| YOUR OBJECTIVE |
Reproduce verbatim the rows that begin with the line containing "Patent image size: (828, 1193)." and end with the line containing "The upper substrate 300 is at (567, 390).", including both of those lines.

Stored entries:
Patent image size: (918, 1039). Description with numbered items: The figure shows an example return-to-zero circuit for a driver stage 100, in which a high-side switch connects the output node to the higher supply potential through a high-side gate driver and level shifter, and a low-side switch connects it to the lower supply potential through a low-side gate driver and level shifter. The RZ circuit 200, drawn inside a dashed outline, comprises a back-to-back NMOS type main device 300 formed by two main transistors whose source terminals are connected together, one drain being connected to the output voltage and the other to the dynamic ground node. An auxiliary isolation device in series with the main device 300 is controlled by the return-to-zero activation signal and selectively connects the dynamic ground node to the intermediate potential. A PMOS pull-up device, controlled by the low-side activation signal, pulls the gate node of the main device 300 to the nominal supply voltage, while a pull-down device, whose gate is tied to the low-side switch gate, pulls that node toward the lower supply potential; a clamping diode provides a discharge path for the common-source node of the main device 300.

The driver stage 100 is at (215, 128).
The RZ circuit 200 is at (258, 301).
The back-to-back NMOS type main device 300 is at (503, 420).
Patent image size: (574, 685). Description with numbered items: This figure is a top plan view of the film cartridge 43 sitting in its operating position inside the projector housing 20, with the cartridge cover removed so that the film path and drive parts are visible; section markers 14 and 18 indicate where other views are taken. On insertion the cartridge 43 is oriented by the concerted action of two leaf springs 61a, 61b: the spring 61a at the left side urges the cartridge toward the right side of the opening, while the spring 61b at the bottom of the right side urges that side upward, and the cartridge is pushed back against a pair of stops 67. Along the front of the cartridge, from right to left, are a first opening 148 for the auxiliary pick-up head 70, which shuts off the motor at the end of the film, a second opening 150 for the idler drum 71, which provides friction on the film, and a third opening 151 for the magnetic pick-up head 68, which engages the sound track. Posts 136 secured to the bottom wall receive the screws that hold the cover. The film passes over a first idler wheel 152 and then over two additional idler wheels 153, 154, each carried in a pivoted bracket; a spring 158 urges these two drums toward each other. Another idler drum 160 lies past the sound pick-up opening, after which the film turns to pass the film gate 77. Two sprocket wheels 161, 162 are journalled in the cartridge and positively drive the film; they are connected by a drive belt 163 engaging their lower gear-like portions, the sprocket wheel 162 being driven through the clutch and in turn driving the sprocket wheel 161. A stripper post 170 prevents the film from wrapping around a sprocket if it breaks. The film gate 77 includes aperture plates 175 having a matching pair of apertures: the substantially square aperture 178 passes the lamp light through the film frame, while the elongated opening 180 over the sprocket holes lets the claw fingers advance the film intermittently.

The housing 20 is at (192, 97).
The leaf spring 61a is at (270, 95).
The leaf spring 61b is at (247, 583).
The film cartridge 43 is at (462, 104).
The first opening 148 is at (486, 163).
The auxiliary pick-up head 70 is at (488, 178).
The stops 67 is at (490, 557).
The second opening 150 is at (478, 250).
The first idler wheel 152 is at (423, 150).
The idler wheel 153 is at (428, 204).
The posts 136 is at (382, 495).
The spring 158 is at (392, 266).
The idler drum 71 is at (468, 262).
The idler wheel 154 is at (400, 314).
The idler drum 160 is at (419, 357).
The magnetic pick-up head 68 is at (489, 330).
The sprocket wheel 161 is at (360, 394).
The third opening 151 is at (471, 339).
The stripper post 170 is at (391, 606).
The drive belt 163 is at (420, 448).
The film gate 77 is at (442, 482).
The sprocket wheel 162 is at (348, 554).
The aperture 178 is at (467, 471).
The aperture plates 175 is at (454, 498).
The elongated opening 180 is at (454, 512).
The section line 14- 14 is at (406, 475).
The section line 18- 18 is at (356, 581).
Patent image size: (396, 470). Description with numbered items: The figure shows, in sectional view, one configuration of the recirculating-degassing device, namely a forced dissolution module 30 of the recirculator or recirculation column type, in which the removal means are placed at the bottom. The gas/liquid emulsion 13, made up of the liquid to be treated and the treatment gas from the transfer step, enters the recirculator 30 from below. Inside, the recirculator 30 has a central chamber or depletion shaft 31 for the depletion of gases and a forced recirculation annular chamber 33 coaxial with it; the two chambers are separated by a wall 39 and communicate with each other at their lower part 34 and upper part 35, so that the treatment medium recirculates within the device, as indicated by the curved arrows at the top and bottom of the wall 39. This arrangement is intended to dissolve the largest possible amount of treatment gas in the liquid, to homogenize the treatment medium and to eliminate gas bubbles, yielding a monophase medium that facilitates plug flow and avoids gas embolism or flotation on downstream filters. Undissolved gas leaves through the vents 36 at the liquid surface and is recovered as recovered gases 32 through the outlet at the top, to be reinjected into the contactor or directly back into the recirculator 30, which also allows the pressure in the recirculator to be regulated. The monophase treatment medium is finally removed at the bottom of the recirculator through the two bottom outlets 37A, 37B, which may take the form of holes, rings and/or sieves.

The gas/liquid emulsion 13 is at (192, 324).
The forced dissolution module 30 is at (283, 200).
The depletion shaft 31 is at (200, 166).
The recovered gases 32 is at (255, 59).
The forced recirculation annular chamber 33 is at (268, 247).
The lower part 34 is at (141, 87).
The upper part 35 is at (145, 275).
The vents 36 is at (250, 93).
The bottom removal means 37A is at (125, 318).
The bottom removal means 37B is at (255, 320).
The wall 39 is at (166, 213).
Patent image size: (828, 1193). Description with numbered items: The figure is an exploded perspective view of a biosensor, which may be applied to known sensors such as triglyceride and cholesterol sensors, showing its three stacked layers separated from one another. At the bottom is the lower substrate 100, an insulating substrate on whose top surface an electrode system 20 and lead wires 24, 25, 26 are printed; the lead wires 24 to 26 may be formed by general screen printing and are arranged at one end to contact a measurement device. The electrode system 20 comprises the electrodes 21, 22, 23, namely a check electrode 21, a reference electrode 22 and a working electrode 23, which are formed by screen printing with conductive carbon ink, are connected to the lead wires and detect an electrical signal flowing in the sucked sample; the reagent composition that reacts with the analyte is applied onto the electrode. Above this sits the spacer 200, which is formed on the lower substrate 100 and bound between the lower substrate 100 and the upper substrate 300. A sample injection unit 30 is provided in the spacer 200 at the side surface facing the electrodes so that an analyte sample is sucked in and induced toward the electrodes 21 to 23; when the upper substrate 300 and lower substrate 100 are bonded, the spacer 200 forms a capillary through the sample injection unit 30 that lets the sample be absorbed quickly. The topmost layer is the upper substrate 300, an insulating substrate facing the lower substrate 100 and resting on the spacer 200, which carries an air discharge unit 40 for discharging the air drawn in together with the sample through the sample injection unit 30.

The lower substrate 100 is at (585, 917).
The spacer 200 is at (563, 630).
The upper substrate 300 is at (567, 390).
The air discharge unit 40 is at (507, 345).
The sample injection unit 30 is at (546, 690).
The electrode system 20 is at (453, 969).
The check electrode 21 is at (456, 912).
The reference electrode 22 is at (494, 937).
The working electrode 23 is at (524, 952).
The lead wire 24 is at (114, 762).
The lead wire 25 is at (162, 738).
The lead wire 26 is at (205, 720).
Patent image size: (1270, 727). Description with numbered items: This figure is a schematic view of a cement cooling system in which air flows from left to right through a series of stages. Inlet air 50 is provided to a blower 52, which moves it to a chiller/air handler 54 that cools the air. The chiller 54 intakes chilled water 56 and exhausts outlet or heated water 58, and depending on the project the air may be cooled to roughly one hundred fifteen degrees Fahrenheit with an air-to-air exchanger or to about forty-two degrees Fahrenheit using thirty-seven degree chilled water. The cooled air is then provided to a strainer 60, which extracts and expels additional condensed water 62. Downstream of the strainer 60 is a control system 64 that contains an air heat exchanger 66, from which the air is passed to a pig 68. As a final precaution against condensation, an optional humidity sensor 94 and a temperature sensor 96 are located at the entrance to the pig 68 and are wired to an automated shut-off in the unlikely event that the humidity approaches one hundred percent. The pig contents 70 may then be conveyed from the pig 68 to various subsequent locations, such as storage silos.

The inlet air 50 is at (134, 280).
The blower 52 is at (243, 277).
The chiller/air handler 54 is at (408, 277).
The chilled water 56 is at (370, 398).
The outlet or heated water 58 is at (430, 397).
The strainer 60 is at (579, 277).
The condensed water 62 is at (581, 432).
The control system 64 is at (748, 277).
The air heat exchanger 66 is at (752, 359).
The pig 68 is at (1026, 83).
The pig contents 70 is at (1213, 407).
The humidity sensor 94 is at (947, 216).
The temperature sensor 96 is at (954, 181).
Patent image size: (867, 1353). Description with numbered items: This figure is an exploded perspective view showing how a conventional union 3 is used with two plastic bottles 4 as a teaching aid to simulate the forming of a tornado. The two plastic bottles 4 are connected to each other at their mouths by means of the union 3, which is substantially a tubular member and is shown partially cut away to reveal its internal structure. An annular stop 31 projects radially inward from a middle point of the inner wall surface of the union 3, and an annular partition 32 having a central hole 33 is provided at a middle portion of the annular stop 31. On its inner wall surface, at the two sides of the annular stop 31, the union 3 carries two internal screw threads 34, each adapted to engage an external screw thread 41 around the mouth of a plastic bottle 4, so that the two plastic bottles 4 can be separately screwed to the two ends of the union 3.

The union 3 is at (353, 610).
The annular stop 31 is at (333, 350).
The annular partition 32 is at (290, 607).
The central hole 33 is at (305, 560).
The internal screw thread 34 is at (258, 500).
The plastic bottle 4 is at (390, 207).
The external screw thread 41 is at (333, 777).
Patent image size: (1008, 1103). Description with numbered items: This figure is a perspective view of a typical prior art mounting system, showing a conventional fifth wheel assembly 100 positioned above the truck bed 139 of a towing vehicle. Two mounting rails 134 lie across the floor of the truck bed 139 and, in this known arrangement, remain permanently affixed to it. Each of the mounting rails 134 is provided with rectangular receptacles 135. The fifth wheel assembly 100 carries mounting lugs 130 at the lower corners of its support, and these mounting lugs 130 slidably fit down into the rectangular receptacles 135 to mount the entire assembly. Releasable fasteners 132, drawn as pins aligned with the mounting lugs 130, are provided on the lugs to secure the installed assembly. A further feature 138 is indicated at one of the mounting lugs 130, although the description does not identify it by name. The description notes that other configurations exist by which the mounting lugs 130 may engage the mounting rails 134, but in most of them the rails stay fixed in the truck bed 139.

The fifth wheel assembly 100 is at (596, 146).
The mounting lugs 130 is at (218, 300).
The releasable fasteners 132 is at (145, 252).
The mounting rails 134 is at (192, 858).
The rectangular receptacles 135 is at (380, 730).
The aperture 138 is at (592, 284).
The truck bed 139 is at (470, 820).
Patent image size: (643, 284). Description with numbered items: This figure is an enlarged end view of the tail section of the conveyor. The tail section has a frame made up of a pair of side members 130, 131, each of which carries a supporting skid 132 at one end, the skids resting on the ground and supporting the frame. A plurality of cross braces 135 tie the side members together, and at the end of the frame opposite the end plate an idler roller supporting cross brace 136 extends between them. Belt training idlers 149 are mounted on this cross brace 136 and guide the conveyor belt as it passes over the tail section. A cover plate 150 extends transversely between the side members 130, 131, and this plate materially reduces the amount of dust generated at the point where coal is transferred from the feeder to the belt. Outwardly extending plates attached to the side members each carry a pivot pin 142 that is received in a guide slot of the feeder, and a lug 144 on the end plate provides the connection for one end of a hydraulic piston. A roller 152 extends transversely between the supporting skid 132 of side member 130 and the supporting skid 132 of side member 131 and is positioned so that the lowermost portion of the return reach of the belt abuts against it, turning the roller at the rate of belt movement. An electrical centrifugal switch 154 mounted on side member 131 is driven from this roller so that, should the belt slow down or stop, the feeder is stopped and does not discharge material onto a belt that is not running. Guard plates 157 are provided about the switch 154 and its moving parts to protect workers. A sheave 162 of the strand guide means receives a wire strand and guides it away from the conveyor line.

| ANSWER TO THE TASK |
Patent image size: (828, 1193). Description with numbered items: The figure is an exploded perspective view of a biosensor, which may be applied to known sensors such as triglyceride and cholesterol sensors, showing its three stacked layers separated from one another. At the bottom is the lower substrate 100, an insulating substrate on whose top surface an electrode system 20 and lead wires 24, 25, 26 are printed; the lead wires 24 to 26 may be formed by general screen printing and are arranged at one end to contact a measurement device. The electrode system 20 comprises the electrodes 21, 22, 23, namely a check electrode 21, a reference electrode 22 and a working electrode 23, which are formed by screen printing with conductive carbon ink, are connected to the lead wires and detect an electrical signal flowing in the sucked sample; the reagent composition that reacts with the analyte is applied onto the electrode. Above this sits the spacer 200, which is formed on the lower substrate 100 and bound between the lower substrate 100 and the upper substrate 300. A sample injection unit 30 is provided in the spacer 200 at the side surface facing the electrodes so that an analyte sample is sucked in and induced toward the electrodes 21 to 23; when the upper substrate 300 and lower substrate 100 are bonded, the spacer 200 forms a capillary through the sample injection unit 30 that lets the sample be absorbed quickly. The topmost layer is the upper substrate 300, an insulating substrate facing the lower substrate 100 and resting on the spacer 200, which carries an air discharge unit 40 for discharging the air drawn in together with the sample through the sample injection unit 30.

The lower substrate 100 is at (585, 917).
The spacer 200 is at (563, 630).
The upper substrate 300 is at (567, 390).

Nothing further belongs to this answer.